--- Start Extracted material ---
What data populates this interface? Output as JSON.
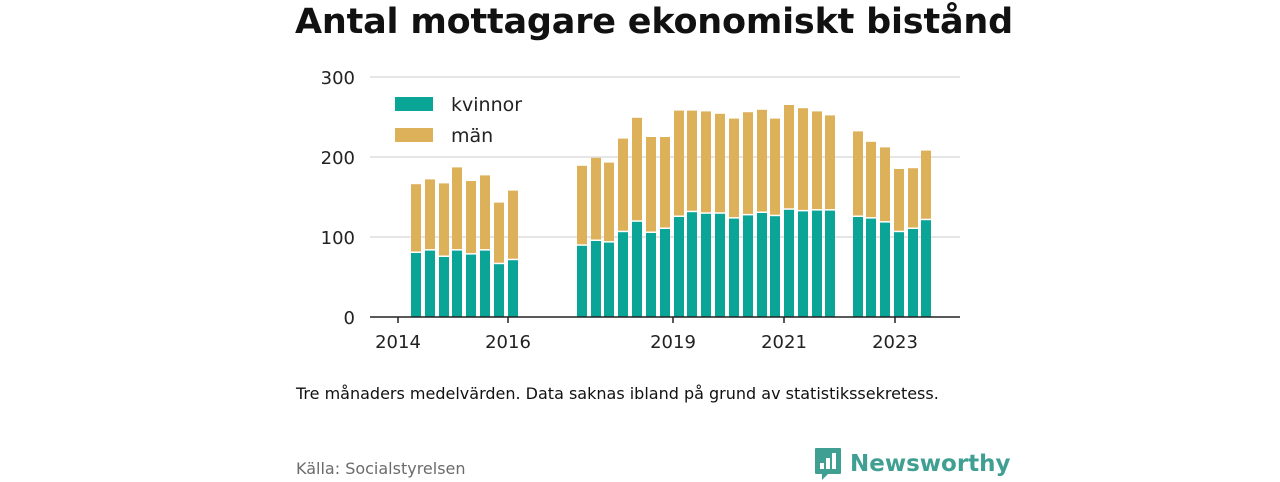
{
  "colors": {
    "kvinnor": "#0aa597",
    "man": "#ddb05a",
    "grid": "#dddddd",
    "axis": "#222222",
    "brand": "#3f9f93"
  },
  "chart_data": {
    "type": "bar",
    "stacked": true,
    "title": "Antal mottagare ekonomiskt bistånd",
    "xlabel": "",
    "ylabel": "",
    "ylim": [
      0,
      300
    ],
    "y_ticks": [
      0,
      100,
      200,
      300
    ],
    "x_ticks": [
      "2014",
      "2016",
      "2019",
      "2021",
      "2023"
    ],
    "grid": true,
    "legend_position": "top-left",
    "series": [
      {
        "name": "kvinnor",
        "values": [
          80,
          83,
          75,
          83,
          78,
          83,
          66,
          71,
          89,
          95,
          93,
          106,
          119,
          105,
          110,
          125,
          131,
          129,
          129,
          123,
          127,
          130,
          126,
          134,
          132,
          133,
          133,
          125,
          123,
          118,
          106,
          110,
          121
        ]
      },
      {
        "name": "män",
        "values": [
          86,
          89,
          92,
          104,
          92,
          94,
          77,
          87,
          100,
          104,
          100,
          117,
          130,
          120,
          115,
          133,
          127,
          128,
          125,
          125,
          129,
          129,
          122,
          131,
          129,
          124,
          119,
          107,
          96,
          94,
          79,
          76,
          87
        ]
      }
    ]
  },
  "note": "Tre månaders medelvärden. Data saknas ibland på grund av statistikssekretess.",
  "source": "Källa: Socialstyrelsen",
  "brand": {
    "name": "Newsworthy",
    "icon": "bar-chart-speech-bubble-icon"
  }
}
--- End Extracted material ---
[What you should do] The records above are to be restated exactly, without their pictures.

[Completed exercise]
What data populates this interface? Output as JSON.
{
  "colors": {
    "kvinnor": "#0aa597",
    "man": "#ddb05a",
    "grid": "#dddddd",
    "axis": "#222222",
    "brand": "#3f9f93"
  },
  "chart_data": {
    "type": "bar",
    "stacked": true,
    "title": "Antal mottagare ekonomiskt bistånd",
    "xlabel": "",
    "ylabel": "",
    "ylim": [
      0,
      300
    ],
    "y_ticks": [
      0,
      100,
      200,
      300
    ],
    "x_ticks": [
      "2014",
      "2016",
      "2019",
      "2021",
      "2023"
    ],
    "grid": true,
    "legend_position": "top-left",
    "series": [
      {
        "name": "kvinnor",
        "values": [
          80,
          83,
          75,
          83,
          78,
          83,
          66,
          71,
          89,
          95,
          93,
          106,
          119,
          105,
          110,
          125,
          131,
          129,
          129,
          123,
          127,
          130,
          126,
          134,
          132,
          133,
          133,
          125,
          123,
          118,
          106,
          110,
          121
        ]
      },
      {
        "name": "män",
        "values": [
          86,
          89,
          92,
          104,
          92,
          94,
          77,
          87,
          100,
          104,
          100,
          117,
          130,
          120,
          115,
          133,
          127,
          128,
          125,
          125,
          129,
          129,
          122,
          131,
          129,
          124,
          119,
          107,
          96,
          94,
          79,
          76,
          87
        ]
      }
    ]
  },
  "note": "Tre månaders medelvärden. Data saknas ibland på grund av statistikssekretess.",
  "source": "Källa: Socialstyrelsen",
  "brand": {
    "name": "Newsworthy",
    "icon": "bar-chart-speech-bubble-icon"
  }
}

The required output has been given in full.